**STATED TASK:**
Count every line below in which "right" occurs, then give only the count.

**AVAILABLE DATA:**
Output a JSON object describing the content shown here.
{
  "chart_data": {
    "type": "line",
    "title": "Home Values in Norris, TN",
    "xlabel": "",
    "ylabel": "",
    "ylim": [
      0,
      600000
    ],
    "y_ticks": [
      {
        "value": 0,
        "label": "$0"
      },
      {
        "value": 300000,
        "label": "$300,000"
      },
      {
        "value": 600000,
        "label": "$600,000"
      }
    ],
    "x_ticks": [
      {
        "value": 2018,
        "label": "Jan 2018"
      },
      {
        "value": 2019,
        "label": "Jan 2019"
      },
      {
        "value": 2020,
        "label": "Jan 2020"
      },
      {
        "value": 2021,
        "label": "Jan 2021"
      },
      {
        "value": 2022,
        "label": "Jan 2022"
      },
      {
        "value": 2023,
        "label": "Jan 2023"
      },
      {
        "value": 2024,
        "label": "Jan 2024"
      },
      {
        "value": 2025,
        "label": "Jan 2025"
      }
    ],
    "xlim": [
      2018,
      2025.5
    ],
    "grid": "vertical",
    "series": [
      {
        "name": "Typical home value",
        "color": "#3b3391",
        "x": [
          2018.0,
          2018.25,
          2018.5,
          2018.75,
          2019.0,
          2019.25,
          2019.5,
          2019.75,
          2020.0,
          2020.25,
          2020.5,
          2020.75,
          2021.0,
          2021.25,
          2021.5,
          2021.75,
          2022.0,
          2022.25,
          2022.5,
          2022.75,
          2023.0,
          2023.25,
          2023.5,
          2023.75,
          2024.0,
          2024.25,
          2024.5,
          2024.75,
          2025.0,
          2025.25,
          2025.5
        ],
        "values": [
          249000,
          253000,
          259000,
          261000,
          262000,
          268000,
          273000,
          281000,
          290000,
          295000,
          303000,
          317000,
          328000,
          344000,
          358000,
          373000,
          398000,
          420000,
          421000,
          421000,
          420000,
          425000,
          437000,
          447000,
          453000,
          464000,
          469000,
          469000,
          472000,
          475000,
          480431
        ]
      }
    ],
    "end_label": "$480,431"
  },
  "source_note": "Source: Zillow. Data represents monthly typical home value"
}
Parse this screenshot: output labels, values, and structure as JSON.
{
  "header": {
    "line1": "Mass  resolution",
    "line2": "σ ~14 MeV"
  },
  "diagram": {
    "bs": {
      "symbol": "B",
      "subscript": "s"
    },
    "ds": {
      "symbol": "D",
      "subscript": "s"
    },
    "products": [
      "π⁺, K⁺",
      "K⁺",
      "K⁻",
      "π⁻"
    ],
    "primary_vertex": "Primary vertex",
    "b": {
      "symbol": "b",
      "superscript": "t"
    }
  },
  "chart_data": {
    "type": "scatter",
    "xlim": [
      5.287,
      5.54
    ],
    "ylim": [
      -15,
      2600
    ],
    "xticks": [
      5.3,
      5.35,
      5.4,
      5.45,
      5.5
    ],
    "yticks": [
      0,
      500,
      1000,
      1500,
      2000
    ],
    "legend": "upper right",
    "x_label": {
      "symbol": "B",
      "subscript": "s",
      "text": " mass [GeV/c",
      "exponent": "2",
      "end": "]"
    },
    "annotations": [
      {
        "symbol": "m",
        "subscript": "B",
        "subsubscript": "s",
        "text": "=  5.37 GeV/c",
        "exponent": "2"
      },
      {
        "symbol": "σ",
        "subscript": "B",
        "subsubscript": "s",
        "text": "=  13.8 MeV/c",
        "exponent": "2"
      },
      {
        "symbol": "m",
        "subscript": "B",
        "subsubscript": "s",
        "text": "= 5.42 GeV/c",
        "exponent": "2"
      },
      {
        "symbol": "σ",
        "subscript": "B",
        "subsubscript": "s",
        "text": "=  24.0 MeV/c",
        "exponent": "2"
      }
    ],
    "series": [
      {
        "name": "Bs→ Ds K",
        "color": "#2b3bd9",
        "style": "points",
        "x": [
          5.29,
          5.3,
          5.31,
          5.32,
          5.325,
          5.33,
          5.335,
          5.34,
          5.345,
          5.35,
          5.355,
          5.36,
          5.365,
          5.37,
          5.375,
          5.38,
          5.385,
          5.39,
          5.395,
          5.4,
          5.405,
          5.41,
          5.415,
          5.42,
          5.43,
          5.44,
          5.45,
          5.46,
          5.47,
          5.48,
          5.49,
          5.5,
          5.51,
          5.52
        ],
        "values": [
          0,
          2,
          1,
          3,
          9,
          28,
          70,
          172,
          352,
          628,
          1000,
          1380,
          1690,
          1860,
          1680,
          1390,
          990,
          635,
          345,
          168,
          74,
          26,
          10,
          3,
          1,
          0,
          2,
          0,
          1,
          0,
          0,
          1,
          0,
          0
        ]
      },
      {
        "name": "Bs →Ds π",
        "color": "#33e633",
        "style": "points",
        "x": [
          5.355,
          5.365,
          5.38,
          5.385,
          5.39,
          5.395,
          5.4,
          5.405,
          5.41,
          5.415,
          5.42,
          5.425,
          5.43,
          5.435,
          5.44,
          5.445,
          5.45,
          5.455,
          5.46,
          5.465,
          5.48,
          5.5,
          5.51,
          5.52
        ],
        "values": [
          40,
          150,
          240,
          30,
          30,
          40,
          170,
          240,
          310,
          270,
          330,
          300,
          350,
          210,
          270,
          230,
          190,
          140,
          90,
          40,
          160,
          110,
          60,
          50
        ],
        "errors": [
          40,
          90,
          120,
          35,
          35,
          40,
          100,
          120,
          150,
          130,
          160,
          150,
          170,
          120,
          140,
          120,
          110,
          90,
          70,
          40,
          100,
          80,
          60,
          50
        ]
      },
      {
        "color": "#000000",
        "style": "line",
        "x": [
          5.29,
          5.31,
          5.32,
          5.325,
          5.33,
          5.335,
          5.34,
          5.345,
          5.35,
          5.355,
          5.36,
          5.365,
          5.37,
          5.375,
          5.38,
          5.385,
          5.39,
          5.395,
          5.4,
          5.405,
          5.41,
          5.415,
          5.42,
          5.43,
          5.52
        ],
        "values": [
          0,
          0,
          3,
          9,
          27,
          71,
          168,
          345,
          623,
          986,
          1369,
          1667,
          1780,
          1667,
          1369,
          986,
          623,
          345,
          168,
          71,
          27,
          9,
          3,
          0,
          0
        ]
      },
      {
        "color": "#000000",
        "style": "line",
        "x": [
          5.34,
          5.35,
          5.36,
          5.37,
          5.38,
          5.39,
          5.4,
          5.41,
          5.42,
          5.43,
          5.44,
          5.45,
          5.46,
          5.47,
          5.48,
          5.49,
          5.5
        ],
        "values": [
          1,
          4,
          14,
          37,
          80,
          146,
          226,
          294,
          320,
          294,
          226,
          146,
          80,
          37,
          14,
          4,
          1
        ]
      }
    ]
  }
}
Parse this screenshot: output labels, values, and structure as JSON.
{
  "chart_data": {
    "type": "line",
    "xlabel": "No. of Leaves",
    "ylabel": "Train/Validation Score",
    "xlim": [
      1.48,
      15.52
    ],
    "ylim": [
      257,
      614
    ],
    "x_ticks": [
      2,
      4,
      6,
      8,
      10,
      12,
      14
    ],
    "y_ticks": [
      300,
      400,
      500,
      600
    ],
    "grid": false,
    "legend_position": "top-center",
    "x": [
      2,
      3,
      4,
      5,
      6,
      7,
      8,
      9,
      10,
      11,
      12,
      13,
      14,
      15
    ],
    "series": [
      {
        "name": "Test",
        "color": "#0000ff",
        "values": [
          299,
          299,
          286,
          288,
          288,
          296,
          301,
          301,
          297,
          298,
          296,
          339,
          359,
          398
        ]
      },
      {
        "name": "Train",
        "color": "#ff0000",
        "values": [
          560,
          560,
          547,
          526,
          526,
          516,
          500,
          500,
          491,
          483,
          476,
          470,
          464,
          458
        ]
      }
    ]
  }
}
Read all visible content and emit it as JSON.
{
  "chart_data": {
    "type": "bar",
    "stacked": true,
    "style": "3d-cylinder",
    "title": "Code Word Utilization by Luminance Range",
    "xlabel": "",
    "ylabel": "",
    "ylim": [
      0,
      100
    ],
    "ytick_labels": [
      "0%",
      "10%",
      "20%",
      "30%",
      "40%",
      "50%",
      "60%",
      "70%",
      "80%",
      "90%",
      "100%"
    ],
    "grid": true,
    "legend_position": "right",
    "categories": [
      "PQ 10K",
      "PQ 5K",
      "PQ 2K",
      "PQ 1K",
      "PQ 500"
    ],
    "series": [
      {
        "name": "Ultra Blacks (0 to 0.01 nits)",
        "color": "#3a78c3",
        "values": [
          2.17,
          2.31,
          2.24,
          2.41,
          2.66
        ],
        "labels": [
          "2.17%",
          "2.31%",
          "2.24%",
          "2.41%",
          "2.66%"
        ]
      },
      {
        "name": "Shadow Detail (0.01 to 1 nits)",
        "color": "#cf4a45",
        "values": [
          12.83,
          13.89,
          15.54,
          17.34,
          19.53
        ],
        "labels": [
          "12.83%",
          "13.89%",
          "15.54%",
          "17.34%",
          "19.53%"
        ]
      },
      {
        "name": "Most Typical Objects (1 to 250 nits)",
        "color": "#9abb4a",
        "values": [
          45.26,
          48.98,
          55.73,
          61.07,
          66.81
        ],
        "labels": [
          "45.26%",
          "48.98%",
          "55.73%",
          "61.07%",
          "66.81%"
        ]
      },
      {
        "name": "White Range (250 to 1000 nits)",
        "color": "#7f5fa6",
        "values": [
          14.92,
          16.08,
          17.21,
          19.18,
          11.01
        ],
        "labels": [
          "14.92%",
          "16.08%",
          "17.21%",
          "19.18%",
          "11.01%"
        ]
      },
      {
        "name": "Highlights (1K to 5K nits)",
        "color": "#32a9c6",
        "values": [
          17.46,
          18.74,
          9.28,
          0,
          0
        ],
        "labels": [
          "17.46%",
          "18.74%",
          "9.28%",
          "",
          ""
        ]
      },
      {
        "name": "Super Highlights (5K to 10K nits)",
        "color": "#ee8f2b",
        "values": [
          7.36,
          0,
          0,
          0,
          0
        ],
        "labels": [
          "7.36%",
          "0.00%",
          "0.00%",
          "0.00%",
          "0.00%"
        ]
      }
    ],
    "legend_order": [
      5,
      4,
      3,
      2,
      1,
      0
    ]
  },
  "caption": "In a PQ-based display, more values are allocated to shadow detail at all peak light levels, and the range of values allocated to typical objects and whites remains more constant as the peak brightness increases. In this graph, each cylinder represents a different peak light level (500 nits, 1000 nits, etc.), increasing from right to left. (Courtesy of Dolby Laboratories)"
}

**REPLY:**
3